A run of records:

Start

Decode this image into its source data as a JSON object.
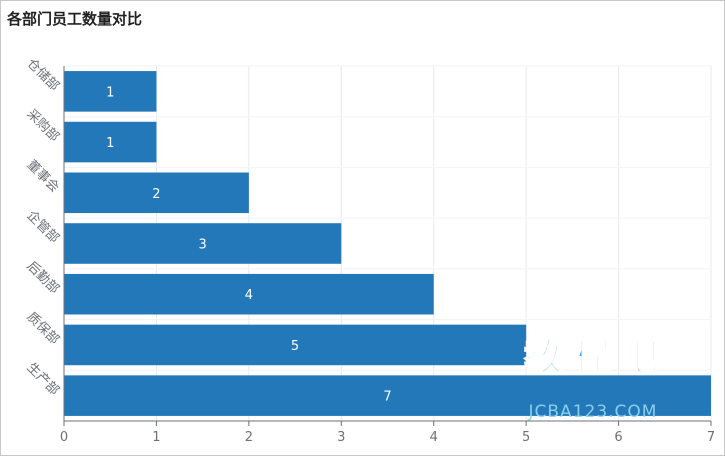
{
  "chart_data": {
    "type": "bar",
    "orientation": "horizontal",
    "title": "各部门员工数量对比",
    "categories": [
      "生产部",
      "质保部",
      "后勤部",
      "企管部",
      "董事会",
      "采购部",
      "仓储部"
    ],
    "values": [
      7,
      5,
      4,
      3,
      2,
      1,
      1
    ],
    "xlabel": "",
    "ylabel": "",
    "xlim": [
      0,
      7
    ],
    "xticks": [
      0,
      1,
      2,
      3,
      4,
      5,
      6,
      7
    ],
    "grid": true,
    "data_labels": true,
    "legend": "none"
  },
  "colors": {
    "bar": "#2278b8",
    "grid": "#e6e9f0",
    "axis": "#6e7079",
    "tick_text": "#6e7079",
    "label_text": "#ffffff"
  },
  "watermark": {
    "main": "教程吧",
    "sub": "JCBA123.COM"
  }
}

End

Written request:
Pictures are excluded; repeat every record exactly.

Task result:
Decode this image into its source data as a JSON object.
{
  "chart_data": {
    "type": "bar",
    "orientation": "horizontal",
    "title": "各部门员工数量对比",
    "categories": [
      "生产部",
      "质保部",
      "后勤部",
      "企管部",
      "董事会",
      "采购部",
      "仓储部"
    ],
    "values": [
      7,
      5,
      4,
      3,
      2,
      1,
      1
    ],
    "xlabel": "",
    "ylabel": "",
    "xlim": [
      0,
      7
    ],
    "xticks": [
      0,
      1,
      2,
      3,
      4,
      5,
      6,
      7
    ],
    "grid": true,
    "data_labels": true,
    "legend": "none"
  },
  "colors": {
    "bar": "#2278b8",
    "grid": "#e6e9f0",
    "axis": "#6e7079",
    "tick_text": "#6e7079",
    "label_text": "#ffffff"
  },
  "watermark": {
    "main": "教程吧",
    "sub": "JCBA123.COM"
  }
}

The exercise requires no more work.